What the task asks: Scan the entries below and count the lines holding the string "PORTRAIT". Supply only the number.

─── Records shown ───

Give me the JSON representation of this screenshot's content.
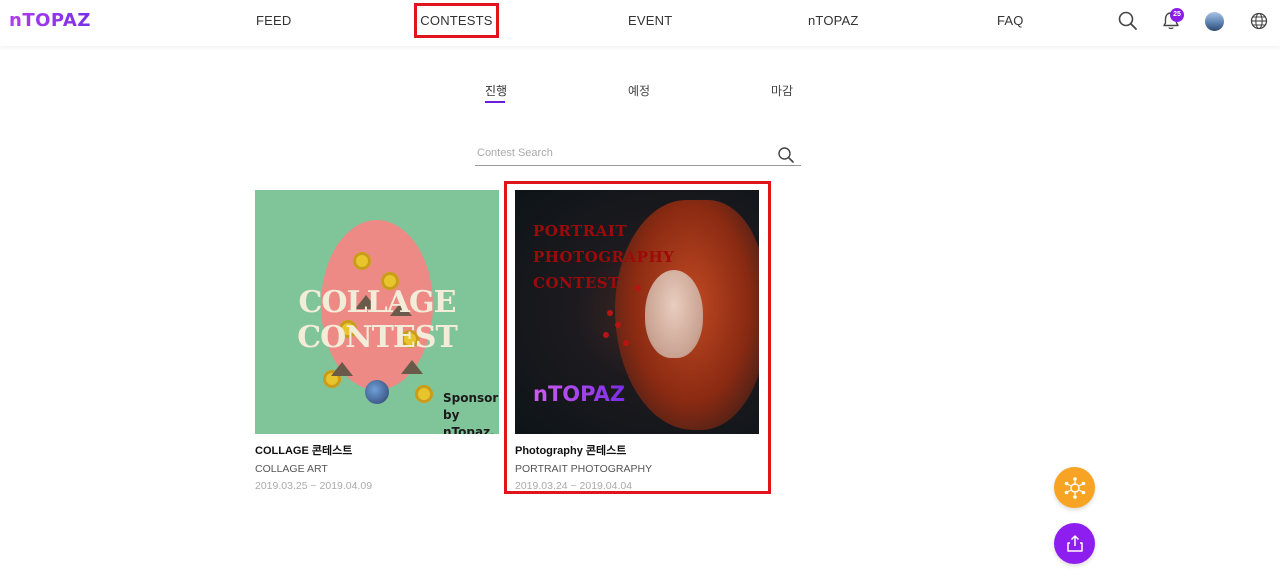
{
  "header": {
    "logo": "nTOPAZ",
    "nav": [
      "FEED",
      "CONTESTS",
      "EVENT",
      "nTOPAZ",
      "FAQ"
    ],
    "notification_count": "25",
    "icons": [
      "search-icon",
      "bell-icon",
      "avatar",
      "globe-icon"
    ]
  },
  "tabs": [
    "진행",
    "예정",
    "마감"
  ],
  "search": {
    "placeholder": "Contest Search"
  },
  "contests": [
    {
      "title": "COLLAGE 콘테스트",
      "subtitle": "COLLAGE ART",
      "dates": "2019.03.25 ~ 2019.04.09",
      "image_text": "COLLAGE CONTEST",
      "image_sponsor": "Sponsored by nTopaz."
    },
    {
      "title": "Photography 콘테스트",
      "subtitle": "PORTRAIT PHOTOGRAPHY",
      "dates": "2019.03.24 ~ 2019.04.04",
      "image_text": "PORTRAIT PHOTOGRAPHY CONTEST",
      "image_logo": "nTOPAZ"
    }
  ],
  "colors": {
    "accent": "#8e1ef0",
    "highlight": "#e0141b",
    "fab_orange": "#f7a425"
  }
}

───

Problem solution: 2